== WHAT TO PRODUCE ==
The records below are split into lines. How many of those lines contain the string "Applications"? Reply with the number only.

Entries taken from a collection
#####

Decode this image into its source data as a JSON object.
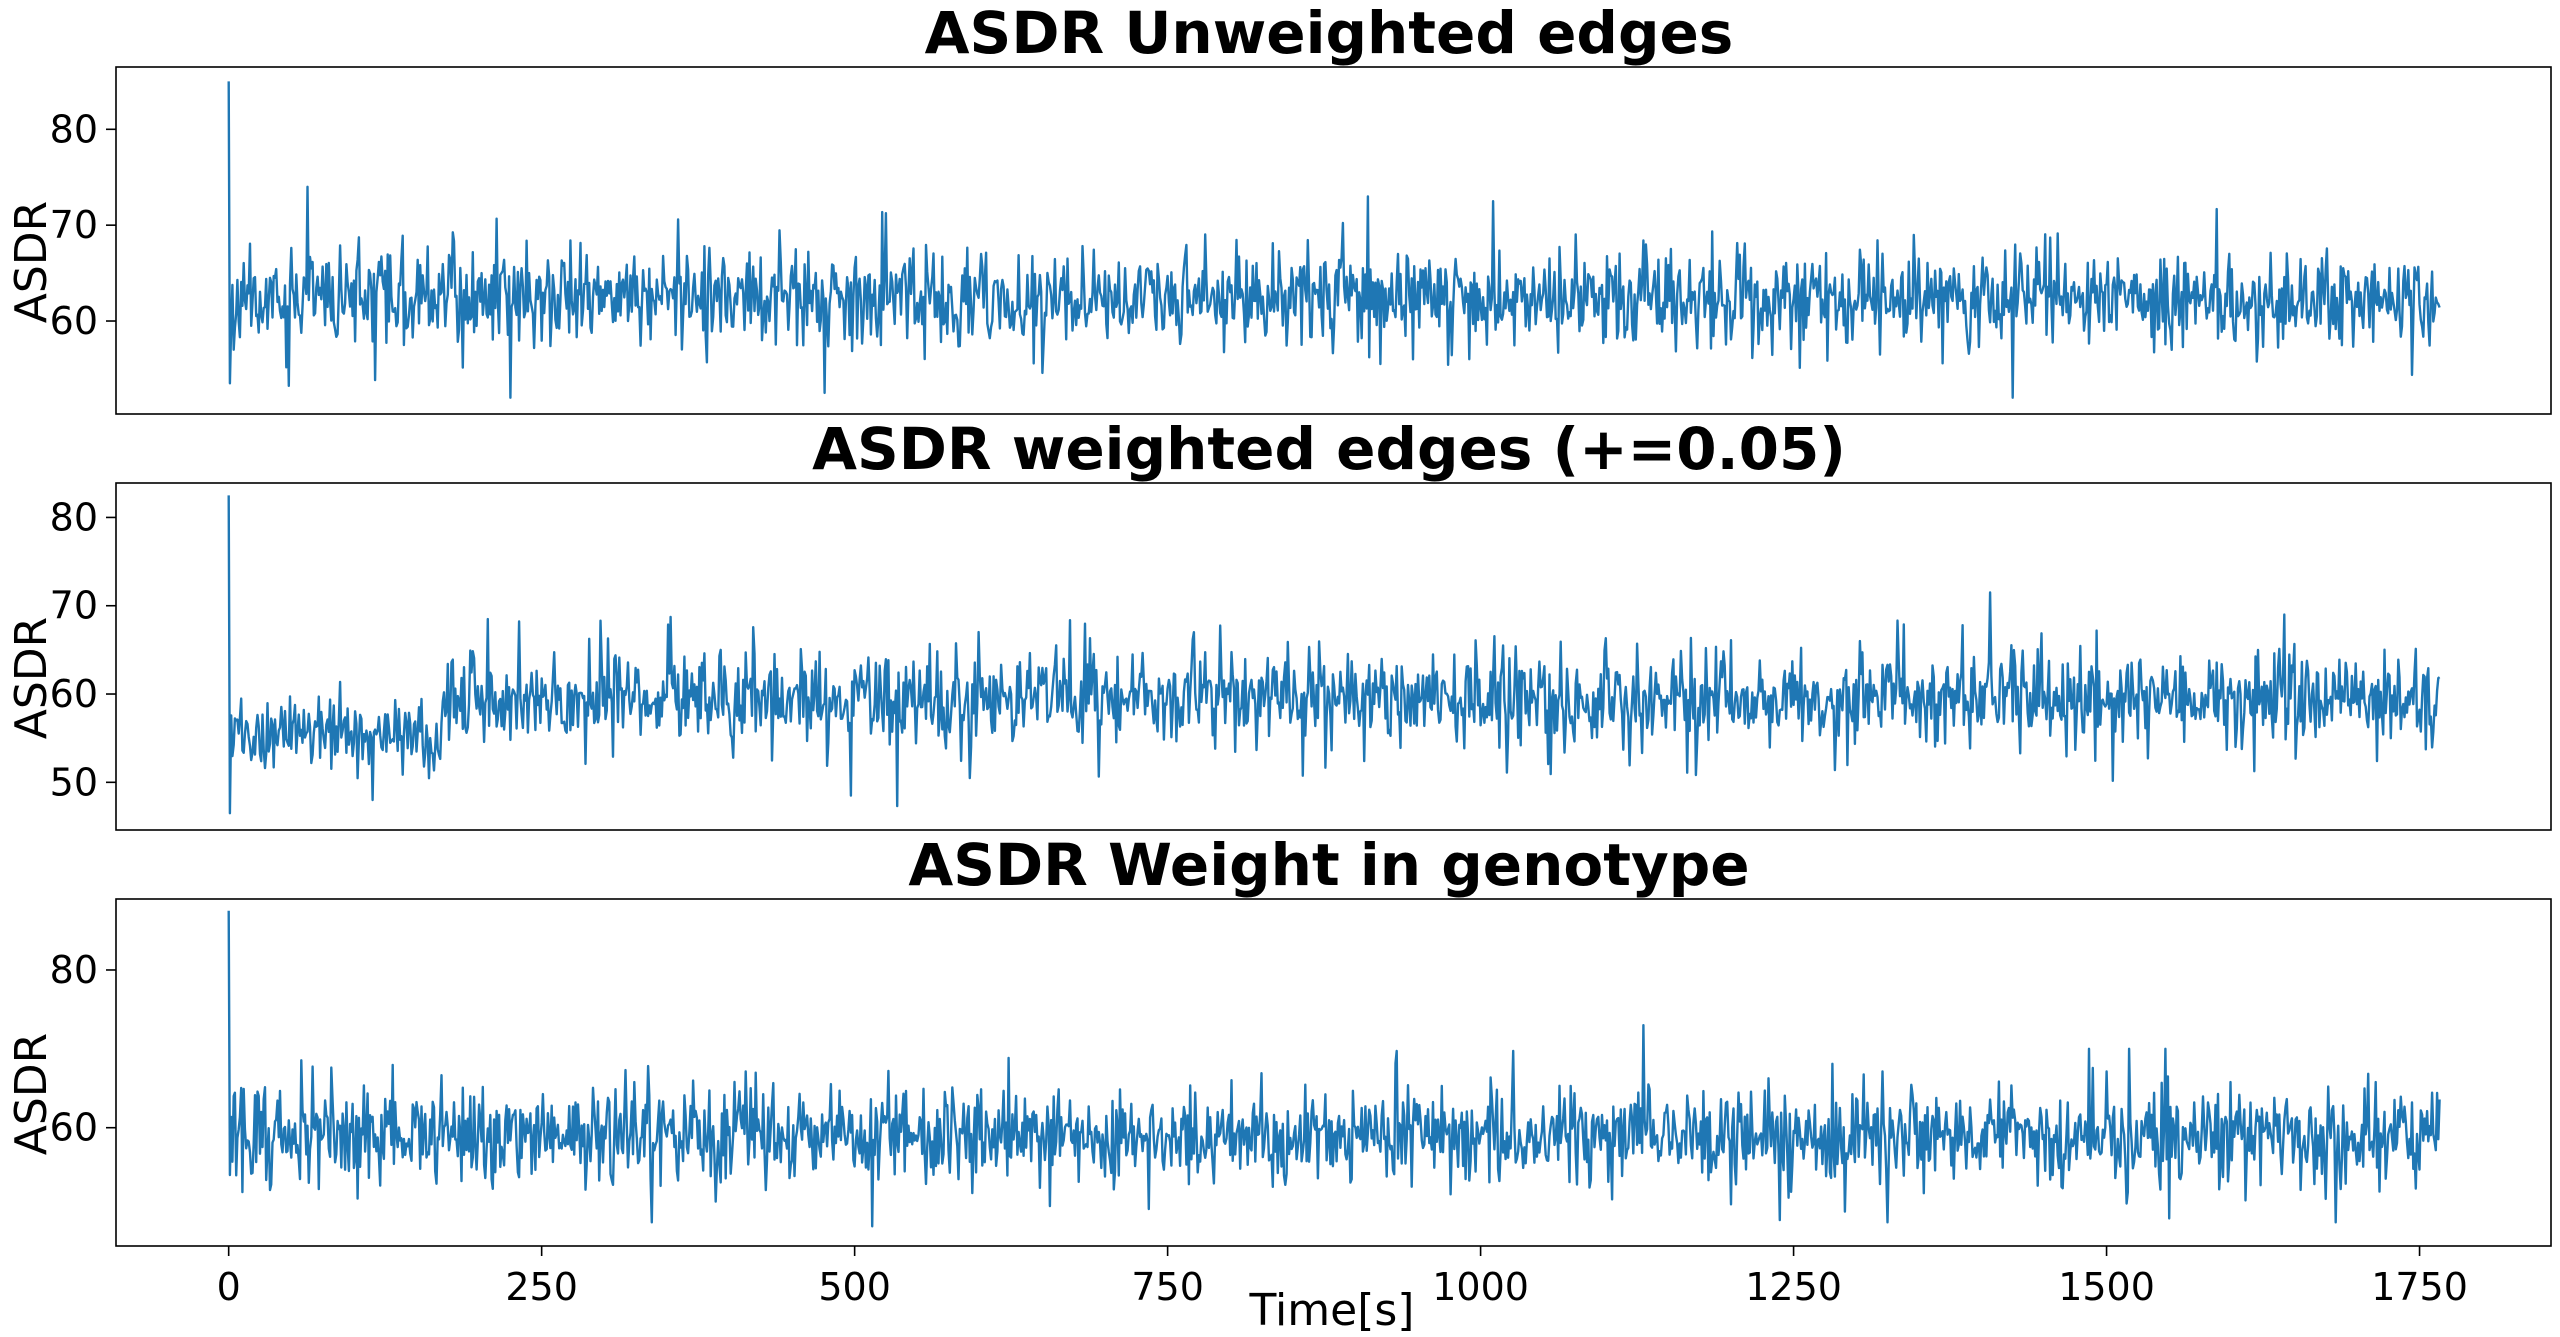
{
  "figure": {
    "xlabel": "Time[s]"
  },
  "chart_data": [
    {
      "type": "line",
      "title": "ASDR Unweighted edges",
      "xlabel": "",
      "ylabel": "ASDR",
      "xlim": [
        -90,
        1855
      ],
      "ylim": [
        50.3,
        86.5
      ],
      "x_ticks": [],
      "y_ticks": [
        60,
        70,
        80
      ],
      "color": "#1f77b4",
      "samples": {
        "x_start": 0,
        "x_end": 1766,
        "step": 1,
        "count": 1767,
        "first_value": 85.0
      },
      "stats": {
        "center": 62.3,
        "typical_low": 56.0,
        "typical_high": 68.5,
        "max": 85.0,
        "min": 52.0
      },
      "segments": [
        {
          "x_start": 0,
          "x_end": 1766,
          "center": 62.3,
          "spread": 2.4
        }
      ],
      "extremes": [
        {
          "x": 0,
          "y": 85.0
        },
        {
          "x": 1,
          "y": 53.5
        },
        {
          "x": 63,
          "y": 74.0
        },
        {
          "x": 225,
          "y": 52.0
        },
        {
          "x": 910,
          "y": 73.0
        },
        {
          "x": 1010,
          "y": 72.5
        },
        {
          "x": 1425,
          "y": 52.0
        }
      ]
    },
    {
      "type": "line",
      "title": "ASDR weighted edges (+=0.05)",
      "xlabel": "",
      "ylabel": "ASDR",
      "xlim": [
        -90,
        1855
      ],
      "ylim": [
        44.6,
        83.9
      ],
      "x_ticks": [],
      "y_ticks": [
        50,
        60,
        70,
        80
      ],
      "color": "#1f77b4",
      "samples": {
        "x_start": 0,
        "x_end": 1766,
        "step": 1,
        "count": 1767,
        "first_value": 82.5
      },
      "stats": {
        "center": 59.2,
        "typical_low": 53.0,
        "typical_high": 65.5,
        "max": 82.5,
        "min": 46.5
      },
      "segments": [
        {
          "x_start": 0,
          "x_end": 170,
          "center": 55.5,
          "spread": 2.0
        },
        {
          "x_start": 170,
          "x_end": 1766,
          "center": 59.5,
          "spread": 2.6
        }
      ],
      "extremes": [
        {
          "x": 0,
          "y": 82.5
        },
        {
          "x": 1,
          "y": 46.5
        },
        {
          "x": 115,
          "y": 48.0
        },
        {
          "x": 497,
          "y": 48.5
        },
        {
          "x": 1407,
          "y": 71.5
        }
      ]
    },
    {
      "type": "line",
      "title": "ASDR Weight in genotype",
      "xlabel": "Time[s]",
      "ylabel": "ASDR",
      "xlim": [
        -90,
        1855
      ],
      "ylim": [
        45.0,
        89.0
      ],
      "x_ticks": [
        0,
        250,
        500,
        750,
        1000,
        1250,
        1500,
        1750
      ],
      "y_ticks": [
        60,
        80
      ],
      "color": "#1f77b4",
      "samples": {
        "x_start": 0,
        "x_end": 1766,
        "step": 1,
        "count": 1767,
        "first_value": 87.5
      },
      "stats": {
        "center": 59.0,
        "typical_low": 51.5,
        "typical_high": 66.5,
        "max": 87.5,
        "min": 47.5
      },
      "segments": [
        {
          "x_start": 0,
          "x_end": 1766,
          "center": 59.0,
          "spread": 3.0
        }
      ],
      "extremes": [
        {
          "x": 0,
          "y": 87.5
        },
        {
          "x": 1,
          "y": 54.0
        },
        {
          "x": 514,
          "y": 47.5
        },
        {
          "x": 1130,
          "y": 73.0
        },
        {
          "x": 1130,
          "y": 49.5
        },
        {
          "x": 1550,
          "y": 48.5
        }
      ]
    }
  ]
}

#####

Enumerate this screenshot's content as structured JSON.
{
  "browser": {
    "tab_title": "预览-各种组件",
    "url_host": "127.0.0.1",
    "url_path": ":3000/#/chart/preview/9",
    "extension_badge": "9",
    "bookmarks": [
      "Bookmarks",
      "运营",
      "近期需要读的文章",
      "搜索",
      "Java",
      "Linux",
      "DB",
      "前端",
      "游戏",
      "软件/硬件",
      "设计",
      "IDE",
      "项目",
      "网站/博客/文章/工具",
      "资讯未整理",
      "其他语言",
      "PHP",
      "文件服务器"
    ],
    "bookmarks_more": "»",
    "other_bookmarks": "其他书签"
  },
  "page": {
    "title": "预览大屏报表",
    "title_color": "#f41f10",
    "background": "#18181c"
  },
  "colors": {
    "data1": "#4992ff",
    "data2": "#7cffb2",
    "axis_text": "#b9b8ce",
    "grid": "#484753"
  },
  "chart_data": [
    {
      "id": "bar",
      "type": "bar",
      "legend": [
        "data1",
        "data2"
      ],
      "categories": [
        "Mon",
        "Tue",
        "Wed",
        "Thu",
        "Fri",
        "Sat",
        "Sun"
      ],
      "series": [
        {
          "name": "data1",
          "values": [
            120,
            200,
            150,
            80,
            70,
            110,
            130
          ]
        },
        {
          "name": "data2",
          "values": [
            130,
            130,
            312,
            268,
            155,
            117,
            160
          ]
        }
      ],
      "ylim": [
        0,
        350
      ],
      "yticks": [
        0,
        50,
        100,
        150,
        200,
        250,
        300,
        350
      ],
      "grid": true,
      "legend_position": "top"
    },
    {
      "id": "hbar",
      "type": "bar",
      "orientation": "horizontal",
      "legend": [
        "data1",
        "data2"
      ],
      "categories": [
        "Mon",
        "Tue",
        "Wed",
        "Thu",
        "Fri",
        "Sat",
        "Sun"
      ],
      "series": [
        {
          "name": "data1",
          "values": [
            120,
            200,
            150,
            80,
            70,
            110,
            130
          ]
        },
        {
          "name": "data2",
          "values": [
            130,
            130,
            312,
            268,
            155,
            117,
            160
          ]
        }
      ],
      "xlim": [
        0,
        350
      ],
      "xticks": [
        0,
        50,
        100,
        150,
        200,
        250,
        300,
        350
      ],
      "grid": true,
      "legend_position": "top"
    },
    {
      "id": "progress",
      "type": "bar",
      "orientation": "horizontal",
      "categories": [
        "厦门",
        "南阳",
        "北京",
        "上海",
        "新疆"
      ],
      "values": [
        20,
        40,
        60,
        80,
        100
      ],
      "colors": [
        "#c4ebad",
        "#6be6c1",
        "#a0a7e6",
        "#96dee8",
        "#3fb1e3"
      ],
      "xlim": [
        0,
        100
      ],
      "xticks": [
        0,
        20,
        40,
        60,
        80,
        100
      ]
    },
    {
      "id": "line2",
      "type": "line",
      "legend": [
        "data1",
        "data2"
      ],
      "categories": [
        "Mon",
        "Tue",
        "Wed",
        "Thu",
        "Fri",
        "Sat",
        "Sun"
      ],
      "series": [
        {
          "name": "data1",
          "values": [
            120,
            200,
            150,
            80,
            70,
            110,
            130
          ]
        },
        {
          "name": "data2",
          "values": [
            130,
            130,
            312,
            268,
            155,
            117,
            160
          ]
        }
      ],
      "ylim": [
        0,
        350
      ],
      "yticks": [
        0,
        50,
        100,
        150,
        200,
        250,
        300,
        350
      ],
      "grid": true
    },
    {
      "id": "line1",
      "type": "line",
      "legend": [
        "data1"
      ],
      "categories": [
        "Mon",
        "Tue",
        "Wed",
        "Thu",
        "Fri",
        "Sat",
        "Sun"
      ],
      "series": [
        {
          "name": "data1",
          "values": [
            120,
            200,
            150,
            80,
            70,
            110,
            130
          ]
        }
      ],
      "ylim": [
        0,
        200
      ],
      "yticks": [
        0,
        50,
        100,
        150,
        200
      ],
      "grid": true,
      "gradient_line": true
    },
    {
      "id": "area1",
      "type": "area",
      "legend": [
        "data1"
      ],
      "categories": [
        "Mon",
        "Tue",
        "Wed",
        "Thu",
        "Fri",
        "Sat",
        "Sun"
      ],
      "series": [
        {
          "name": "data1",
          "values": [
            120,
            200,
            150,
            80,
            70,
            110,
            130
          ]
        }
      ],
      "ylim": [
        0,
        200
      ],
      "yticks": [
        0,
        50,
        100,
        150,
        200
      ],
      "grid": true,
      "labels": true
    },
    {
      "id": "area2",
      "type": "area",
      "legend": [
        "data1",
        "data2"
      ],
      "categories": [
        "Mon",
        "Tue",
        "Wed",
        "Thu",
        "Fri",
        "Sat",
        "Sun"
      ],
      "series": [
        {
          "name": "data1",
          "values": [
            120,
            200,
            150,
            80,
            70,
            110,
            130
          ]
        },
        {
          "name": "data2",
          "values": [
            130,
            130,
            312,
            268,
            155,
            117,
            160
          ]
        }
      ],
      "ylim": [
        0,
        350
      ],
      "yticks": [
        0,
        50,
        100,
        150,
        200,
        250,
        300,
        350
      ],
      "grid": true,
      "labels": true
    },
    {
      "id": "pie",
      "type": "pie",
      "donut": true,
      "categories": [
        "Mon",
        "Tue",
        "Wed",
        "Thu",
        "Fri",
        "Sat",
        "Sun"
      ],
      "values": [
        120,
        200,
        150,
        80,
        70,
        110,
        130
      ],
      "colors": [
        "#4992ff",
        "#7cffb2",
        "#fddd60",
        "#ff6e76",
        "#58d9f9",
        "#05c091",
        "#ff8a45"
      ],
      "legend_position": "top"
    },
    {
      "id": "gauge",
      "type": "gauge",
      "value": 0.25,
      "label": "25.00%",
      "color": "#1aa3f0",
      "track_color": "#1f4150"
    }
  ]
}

#####

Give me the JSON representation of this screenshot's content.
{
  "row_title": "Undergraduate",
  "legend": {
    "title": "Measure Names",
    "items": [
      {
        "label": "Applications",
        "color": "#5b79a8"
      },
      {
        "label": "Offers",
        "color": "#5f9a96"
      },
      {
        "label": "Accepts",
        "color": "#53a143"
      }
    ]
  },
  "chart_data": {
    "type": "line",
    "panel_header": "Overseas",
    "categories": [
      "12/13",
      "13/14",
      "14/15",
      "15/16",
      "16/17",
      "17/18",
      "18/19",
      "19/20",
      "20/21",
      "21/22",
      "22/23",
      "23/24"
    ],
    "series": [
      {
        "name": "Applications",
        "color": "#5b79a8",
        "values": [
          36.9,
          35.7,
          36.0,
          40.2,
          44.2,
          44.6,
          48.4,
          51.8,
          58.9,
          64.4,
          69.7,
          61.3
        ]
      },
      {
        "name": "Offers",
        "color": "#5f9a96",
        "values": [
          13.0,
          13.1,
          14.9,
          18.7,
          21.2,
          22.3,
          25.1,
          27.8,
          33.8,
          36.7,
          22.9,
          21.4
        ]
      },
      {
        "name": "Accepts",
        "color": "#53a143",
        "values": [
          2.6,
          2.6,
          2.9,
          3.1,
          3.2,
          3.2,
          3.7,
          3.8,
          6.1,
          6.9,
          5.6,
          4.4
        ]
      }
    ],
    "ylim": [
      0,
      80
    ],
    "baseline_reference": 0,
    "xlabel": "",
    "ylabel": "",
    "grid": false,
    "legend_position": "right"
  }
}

#####

== REPLY TO THE EXERCISE ==
2